In the records below, tally every line containing "author". Report only the total.
===== GIVEN RECORDS
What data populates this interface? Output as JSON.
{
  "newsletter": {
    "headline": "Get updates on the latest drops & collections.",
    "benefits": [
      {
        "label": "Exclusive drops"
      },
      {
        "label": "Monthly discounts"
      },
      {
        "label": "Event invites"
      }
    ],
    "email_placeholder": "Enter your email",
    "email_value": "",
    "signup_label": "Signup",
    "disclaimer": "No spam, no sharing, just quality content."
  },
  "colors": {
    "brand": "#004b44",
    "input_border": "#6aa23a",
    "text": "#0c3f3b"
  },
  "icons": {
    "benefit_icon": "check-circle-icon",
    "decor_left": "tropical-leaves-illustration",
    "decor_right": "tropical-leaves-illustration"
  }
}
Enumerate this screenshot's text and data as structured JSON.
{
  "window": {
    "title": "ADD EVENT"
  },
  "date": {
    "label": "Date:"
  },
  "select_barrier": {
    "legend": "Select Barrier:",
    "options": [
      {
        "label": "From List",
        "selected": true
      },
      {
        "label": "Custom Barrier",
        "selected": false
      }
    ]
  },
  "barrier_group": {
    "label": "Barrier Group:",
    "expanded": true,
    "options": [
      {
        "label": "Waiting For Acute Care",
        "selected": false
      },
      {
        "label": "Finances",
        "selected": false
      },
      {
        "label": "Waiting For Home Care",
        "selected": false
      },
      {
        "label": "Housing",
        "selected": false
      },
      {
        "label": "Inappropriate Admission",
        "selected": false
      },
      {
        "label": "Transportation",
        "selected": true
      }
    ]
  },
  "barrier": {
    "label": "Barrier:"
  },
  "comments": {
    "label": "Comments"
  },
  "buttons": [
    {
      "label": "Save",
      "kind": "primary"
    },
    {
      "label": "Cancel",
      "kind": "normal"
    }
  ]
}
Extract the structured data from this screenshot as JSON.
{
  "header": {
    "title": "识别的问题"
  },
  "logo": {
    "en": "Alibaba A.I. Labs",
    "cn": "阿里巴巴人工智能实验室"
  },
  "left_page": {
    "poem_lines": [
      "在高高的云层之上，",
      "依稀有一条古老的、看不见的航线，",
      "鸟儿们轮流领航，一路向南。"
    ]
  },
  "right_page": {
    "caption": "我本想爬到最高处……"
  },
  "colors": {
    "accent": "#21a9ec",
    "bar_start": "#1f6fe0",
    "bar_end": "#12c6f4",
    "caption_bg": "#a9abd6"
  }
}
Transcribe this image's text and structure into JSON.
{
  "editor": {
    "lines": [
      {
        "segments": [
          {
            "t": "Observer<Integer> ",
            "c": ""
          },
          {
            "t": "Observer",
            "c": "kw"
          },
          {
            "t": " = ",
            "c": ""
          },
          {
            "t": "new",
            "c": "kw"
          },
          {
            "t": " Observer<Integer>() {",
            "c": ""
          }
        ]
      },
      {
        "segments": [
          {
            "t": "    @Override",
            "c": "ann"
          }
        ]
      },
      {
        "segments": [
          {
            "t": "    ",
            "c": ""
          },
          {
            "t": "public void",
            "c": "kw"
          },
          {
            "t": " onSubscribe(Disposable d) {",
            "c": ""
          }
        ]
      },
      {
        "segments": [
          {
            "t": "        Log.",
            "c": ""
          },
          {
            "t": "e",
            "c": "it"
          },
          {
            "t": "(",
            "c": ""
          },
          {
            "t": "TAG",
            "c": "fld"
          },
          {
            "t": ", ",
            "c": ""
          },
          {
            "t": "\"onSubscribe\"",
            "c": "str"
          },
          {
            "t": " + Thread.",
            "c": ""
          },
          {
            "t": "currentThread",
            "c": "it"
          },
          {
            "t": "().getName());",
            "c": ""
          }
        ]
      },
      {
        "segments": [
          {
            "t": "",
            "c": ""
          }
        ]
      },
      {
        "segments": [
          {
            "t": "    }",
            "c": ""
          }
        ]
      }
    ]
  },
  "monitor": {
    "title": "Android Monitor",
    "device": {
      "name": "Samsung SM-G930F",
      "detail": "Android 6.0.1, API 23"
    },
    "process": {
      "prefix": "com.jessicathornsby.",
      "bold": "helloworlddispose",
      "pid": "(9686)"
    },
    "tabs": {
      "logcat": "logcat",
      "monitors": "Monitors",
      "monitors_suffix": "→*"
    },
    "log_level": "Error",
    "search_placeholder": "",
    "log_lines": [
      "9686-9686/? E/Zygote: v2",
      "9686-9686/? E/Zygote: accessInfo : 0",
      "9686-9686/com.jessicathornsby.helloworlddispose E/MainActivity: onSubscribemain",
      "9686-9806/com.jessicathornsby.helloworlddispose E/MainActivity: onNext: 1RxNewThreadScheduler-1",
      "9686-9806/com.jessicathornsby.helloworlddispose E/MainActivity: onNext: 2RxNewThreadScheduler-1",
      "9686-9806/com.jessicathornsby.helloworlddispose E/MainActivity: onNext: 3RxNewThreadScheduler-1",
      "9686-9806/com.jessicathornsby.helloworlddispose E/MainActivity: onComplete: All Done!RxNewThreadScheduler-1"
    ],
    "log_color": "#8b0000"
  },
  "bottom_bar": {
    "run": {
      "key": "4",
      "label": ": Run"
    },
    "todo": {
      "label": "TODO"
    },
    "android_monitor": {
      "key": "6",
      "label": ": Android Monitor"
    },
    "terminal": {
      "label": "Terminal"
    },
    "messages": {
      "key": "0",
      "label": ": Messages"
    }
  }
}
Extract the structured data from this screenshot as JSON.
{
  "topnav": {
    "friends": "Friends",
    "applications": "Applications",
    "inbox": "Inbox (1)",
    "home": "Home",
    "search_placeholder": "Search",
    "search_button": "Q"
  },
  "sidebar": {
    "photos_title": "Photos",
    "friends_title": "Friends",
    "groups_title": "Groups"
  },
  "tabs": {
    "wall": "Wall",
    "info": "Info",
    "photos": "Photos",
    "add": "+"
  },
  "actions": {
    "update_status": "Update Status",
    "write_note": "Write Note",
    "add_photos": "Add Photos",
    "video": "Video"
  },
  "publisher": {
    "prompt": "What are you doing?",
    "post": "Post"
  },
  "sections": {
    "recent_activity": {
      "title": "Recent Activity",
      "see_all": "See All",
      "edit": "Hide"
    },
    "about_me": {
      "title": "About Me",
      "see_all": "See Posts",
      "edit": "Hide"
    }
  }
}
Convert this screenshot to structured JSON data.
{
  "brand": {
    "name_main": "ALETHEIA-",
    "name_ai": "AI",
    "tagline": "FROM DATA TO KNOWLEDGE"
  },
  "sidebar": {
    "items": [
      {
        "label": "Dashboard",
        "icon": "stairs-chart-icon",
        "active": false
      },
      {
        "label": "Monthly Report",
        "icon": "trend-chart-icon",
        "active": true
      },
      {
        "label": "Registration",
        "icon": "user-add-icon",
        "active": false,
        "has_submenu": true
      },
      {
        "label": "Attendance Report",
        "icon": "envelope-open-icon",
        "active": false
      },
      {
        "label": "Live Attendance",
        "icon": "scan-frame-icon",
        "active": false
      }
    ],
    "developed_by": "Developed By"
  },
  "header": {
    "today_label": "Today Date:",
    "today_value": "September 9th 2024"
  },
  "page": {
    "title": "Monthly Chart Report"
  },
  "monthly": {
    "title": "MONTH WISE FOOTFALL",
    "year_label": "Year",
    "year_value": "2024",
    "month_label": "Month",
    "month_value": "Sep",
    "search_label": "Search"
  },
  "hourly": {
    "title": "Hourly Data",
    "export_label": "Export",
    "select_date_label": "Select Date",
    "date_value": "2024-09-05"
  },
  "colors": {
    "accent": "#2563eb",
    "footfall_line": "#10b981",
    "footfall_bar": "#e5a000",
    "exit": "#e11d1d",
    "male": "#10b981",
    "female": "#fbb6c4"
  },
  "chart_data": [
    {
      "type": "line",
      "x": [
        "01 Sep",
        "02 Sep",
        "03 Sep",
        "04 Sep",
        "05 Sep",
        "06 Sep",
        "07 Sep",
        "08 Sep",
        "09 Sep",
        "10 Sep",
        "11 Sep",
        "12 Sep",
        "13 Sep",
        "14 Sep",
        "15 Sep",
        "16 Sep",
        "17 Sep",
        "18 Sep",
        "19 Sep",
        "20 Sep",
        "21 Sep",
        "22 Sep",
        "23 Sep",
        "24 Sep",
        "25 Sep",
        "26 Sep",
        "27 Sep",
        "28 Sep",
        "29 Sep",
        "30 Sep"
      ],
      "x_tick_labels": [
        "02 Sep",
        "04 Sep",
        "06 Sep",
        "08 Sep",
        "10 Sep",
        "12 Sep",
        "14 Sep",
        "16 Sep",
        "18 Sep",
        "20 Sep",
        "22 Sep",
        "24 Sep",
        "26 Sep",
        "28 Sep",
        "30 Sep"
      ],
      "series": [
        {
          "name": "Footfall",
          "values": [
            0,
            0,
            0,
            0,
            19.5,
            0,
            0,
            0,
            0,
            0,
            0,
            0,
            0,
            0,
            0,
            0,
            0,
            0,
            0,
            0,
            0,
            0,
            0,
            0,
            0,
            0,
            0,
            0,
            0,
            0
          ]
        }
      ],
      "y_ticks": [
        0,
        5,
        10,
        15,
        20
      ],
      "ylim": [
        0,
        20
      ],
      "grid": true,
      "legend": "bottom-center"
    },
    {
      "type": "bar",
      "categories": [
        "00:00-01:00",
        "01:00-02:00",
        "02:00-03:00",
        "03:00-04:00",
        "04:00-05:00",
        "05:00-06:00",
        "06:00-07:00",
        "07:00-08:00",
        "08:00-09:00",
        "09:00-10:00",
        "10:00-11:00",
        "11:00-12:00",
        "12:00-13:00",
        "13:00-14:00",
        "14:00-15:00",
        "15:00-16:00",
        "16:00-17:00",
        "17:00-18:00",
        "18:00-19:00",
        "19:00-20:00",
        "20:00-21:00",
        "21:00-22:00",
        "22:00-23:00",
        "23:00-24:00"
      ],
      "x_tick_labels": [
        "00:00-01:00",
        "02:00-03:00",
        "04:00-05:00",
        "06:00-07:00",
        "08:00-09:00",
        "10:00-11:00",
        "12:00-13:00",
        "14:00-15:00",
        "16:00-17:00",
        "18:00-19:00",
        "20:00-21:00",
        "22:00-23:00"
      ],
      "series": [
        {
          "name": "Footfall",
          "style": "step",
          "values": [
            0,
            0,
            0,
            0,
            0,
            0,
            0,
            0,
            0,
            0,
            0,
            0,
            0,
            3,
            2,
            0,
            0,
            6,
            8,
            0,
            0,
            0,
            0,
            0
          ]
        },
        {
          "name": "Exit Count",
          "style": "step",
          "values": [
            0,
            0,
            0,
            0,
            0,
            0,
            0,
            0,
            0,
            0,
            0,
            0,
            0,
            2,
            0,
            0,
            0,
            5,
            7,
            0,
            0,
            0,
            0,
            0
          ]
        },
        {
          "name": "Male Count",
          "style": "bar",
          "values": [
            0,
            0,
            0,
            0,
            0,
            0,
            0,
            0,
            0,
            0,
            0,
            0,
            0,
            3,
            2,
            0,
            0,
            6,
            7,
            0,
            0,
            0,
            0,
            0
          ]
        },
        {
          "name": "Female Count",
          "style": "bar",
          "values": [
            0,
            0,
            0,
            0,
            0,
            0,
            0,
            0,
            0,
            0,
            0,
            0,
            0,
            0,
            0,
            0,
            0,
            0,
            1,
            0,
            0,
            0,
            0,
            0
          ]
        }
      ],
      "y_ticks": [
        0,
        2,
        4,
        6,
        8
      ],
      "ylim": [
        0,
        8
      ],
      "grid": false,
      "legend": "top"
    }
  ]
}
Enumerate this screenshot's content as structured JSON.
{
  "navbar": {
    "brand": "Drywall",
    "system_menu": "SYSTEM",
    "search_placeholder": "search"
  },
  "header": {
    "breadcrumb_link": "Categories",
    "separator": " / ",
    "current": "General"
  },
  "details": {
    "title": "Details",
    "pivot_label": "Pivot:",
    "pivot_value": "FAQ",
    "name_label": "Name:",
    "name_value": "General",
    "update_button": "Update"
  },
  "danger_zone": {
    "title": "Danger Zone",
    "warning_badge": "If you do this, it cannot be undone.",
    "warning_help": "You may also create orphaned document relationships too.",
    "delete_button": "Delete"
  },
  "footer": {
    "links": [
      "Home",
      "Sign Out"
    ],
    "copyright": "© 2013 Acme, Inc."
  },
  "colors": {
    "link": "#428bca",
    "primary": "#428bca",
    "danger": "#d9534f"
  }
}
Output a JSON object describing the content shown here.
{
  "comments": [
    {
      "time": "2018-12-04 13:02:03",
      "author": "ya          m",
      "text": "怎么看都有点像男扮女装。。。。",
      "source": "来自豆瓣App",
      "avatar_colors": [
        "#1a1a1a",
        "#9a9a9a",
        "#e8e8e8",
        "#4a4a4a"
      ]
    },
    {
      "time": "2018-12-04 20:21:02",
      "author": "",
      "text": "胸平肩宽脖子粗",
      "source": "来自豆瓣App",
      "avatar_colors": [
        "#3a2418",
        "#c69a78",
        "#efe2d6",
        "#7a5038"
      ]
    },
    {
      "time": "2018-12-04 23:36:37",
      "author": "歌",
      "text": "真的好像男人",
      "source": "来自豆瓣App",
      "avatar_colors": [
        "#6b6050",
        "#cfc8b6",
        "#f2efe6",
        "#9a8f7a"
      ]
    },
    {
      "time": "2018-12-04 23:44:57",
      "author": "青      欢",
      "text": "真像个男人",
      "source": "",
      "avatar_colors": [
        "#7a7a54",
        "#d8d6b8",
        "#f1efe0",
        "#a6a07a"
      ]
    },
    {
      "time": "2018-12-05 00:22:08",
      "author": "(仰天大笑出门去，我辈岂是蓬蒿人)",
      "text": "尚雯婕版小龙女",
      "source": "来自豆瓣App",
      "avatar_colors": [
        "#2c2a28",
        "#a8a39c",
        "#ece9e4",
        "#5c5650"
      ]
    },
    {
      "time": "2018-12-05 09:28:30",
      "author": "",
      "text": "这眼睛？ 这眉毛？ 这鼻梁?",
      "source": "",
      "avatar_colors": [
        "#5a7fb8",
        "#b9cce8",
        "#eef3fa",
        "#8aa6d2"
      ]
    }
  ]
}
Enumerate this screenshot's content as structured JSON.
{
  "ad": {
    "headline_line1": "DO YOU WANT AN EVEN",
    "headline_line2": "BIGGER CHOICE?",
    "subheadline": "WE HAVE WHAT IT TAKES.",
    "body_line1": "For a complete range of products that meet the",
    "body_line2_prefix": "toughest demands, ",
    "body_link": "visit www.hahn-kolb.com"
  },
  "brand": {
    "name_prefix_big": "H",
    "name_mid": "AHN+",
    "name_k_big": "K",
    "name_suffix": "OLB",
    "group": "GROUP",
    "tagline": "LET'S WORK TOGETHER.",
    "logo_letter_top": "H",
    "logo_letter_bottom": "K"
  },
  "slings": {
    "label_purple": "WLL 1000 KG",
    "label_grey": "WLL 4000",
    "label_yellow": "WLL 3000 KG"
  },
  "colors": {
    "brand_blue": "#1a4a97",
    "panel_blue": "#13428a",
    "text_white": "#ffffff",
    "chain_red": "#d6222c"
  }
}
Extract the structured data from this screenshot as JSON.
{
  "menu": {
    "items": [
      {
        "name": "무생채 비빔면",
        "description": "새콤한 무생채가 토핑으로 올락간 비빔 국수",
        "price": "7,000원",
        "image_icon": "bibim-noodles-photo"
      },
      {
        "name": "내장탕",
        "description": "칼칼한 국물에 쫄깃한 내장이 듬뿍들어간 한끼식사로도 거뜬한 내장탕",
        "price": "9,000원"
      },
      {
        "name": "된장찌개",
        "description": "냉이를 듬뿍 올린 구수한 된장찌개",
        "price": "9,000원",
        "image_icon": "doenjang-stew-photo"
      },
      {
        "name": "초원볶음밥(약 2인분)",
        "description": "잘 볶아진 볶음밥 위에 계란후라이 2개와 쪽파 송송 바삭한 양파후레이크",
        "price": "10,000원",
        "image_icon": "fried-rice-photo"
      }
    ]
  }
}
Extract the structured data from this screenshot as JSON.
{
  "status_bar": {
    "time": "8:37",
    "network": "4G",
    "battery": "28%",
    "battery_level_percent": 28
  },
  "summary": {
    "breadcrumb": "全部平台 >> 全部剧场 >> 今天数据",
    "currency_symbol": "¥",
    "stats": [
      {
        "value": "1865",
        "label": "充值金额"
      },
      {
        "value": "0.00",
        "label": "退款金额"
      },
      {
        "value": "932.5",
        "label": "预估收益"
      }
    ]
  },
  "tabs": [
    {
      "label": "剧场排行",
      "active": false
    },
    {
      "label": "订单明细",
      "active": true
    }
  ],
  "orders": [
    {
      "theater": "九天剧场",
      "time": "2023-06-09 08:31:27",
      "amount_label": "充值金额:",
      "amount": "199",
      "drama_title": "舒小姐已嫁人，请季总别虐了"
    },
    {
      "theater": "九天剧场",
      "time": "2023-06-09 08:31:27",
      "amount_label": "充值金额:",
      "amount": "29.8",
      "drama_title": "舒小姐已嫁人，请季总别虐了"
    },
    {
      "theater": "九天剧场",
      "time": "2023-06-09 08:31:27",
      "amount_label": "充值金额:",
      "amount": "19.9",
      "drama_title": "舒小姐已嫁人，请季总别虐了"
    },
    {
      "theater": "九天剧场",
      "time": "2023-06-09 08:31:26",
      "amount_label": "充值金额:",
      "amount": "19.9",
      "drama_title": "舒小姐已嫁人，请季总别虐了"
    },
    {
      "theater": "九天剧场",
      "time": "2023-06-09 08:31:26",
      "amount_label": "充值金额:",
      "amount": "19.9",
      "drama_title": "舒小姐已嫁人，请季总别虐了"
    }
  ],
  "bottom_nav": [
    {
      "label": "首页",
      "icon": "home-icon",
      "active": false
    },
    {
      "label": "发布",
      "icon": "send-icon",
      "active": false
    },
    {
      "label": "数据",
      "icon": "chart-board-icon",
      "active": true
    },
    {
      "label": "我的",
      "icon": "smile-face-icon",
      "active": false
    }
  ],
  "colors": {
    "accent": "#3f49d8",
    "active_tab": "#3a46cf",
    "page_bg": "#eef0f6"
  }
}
==========
_TASK SOLUTION_:
6